TASK DESCRIPTION
Scan the listing below. Report each line that includes "uchun".
————————
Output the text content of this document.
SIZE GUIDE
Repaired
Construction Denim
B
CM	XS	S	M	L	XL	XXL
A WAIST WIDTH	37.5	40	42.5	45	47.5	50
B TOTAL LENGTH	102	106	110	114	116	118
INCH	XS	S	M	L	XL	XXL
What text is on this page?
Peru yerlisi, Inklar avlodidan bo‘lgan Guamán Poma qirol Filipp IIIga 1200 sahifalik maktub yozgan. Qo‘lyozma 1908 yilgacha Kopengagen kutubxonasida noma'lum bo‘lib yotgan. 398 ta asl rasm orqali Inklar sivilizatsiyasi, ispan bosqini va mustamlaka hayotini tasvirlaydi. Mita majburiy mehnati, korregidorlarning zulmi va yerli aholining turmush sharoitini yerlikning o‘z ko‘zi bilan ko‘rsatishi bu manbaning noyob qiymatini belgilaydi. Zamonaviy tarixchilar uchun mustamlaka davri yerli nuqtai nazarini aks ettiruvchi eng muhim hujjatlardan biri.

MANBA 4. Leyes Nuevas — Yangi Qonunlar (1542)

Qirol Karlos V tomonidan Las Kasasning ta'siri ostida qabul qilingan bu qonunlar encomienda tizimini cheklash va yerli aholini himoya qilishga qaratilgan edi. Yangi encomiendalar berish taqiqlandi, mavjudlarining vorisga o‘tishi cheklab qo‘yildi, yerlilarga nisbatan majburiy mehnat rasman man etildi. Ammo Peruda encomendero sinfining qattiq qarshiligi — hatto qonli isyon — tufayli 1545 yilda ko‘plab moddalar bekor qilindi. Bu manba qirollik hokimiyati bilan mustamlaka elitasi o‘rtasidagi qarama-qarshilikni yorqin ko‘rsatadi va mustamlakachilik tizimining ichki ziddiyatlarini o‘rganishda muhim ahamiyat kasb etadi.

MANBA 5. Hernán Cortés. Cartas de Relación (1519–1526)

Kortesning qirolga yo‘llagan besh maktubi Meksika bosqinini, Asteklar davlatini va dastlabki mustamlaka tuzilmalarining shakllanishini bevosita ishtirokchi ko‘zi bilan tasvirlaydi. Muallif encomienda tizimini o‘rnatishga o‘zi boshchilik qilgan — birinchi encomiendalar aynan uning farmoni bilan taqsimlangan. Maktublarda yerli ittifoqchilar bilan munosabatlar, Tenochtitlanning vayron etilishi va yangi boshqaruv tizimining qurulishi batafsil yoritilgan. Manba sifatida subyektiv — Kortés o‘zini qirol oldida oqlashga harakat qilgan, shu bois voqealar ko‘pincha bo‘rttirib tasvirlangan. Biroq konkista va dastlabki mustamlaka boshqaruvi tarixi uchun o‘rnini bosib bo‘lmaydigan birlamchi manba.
————————
WRITTEN SOLUTION
Peru yerlisi, Inklar avlodidan bo‘lgan Guamán Poma qirol Filipp IIIga 1200 sahifalik maktub yozgan. Qo‘lyozma 1908 yilgacha Kopengagen kutubxonasida noma'lum bo‘lib yotgan. 398 ta asl rasm orqali Inklar sivilizatsiyasi, ispan bosqini va mustamlaka hayotini tasvirlaydi. Mita majburiy mehnati, korregidorlarning zulmi va yerli aholining turmush sharoitini yerlikning o‘z ko‘zi bilan ko‘rsatishi bu manbaning noyob qiymatini belgilaydi. Zamonaviy tarixchilar uchun mustamlaka davri yerli nuqtai nazarini aks ettiruvchi eng muhim hujjatlardan biri.
Kortesning qirolga yo‘llagan besh maktubi Meksika bosqinini, Asteklar davlatini va dastlabki mustamlaka tuzilmalarining shakllanishini bevosita ishtirokchi ko‘zi bilan tasvirlaydi. Muallif encomienda tizimini o‘rnatishga o‘zi boshchilik qilgan — birinchi encomiendalar aynan uning farmoni bilan taqsimlangan. Maktublarda yerli ittifoqchilar bilan munosabatlar, Tenochtitlanning vayron etilishi va yangi boshqaruv tizimining qurulishi batafsil yoritilgan. Manba sifatida subyektiv — Kortés o‘zini qirol oldida oqlashga harakat qilgan, shu bois voqealar ko‘pincha bo‘rttirib tasvirlangan. Biroq konkista va dastlabki mustamlaka boshqaruvi tarixi uchun o‘rnini bosib bo‘lmaydigan birlamchi manba.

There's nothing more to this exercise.